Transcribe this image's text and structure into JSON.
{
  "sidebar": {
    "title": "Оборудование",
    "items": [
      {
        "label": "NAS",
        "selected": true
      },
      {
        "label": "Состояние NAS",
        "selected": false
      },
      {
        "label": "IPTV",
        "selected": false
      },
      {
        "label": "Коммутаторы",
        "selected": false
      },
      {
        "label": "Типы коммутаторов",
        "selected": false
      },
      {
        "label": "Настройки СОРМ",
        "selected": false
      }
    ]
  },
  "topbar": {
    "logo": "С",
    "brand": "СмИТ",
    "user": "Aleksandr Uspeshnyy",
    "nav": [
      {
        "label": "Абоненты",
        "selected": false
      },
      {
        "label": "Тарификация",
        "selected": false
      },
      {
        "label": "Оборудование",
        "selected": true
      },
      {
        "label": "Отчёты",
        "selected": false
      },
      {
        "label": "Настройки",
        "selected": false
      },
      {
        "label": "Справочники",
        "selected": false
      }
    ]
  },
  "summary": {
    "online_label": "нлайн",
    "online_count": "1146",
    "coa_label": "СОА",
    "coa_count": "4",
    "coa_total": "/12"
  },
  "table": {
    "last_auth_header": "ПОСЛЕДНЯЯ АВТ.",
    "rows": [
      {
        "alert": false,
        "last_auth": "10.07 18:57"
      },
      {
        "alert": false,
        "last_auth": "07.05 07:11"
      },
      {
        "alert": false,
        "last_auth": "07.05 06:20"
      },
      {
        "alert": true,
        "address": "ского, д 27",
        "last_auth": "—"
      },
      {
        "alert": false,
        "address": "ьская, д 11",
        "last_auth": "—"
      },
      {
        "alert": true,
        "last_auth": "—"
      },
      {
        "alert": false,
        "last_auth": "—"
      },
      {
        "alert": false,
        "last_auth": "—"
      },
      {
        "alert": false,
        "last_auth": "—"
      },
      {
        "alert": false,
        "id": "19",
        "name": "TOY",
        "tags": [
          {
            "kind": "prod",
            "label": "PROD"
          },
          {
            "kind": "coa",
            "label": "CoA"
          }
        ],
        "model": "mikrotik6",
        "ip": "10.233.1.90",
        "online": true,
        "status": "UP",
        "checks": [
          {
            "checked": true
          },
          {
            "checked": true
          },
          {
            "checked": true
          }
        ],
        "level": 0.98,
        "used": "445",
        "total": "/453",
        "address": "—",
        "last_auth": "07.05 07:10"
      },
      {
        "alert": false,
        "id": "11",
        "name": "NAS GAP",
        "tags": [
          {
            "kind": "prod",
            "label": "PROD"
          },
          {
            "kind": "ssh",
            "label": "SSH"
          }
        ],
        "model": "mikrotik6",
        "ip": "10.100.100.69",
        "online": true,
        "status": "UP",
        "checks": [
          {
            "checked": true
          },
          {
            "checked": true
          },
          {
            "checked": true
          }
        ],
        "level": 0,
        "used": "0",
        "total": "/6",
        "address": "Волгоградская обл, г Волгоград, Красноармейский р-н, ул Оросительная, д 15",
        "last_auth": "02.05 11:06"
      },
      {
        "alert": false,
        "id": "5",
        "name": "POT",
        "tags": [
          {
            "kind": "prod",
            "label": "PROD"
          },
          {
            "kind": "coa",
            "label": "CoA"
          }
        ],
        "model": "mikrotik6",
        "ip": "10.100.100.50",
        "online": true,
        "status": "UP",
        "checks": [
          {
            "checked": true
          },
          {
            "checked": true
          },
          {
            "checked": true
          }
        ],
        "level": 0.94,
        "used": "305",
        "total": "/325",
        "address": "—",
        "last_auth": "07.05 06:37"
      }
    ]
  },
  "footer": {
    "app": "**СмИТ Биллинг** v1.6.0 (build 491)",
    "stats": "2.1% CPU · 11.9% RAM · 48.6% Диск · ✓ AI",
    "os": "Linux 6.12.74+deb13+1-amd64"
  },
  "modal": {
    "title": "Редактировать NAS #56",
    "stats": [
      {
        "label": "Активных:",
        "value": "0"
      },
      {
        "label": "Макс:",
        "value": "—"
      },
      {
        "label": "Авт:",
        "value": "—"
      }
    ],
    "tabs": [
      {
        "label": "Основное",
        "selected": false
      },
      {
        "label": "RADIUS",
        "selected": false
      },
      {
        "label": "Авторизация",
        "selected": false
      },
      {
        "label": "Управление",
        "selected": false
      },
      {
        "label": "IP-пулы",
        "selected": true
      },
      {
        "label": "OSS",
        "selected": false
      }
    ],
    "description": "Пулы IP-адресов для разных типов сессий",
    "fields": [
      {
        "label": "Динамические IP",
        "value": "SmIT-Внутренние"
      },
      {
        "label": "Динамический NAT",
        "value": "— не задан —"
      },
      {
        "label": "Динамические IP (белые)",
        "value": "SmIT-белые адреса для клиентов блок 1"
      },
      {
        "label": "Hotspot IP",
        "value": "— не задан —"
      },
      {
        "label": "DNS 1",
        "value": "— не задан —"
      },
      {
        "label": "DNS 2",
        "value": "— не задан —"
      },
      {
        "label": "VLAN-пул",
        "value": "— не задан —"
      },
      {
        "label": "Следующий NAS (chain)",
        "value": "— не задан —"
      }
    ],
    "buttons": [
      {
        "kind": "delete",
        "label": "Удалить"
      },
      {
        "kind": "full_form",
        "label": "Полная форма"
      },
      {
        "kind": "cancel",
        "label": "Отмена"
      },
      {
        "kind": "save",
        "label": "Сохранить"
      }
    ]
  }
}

◇ ◇ ◇ ◇

▶ **Task brief**
Pick out every line with the string "kind" and copy it.

▶ **Task answer**
            "kind": "prod",
            "kind": "coa",
            "kind": "prod",
            "kind": "ssh",
            "kind": "prod",
            "kind": "coa",
        "kind": "delete",
        "kind": "full_form",
        "kind": "cancel",
        "kind": "save",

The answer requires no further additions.